Task directions.
Exactly reproduce each line of the listing that follows.

* START *

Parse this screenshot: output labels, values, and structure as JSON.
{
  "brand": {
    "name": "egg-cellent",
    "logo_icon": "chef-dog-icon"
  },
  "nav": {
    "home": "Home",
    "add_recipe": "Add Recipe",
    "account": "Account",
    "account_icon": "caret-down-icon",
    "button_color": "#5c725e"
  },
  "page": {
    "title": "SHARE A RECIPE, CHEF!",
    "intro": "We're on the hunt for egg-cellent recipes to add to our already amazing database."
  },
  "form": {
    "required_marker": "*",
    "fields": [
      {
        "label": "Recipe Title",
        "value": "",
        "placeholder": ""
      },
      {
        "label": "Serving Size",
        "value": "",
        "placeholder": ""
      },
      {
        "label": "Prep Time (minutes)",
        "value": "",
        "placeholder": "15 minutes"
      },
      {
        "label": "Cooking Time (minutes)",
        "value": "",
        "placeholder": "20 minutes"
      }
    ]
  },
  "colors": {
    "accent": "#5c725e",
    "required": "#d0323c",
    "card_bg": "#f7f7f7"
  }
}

* END *

Result of this exercise.
Parse this screenshot: output labels, values, and structure as JSON.
{
  "brand": {
    "name": "egg-cellent",
    "logo_icon": "chef-dog-icon"
  },
  "nav": {
    "home": "Home",
    "add_recipe": "Add Recipe",
    "account": "Account",
    "account_icon": "caret-down-icon",
    "button_color": "#5c725e"
  },
  "page": {
    "title": "SHARE A RECIPE, CHEF!",
    "intro": "We're on the hunt for egg-cellent recipes to add to our already amazing database."
  },
  "form": {
    "required_marker": "*",
    "fields": [
      {
        "label": "Recipe Title",
        "value": "",
        "placeholder": ""
      },
      {
        "label": "Serving Size",
        "value": "",
        "placeholder": ""
      },
      {
        "label": "Prep Time (minutes)",
        "value": "",
        "placeholder": "15 minutes"
      },
      {
        "label": "Cooking Time (minutes)",
        "value": "",
        "placeholder": "20 minutes"
      }
    ]
  },
  "colors": {
    "accent": "#5c725e",
    "required": "#d0323c",
    "card_bg": "#f7f7f7"
  }
}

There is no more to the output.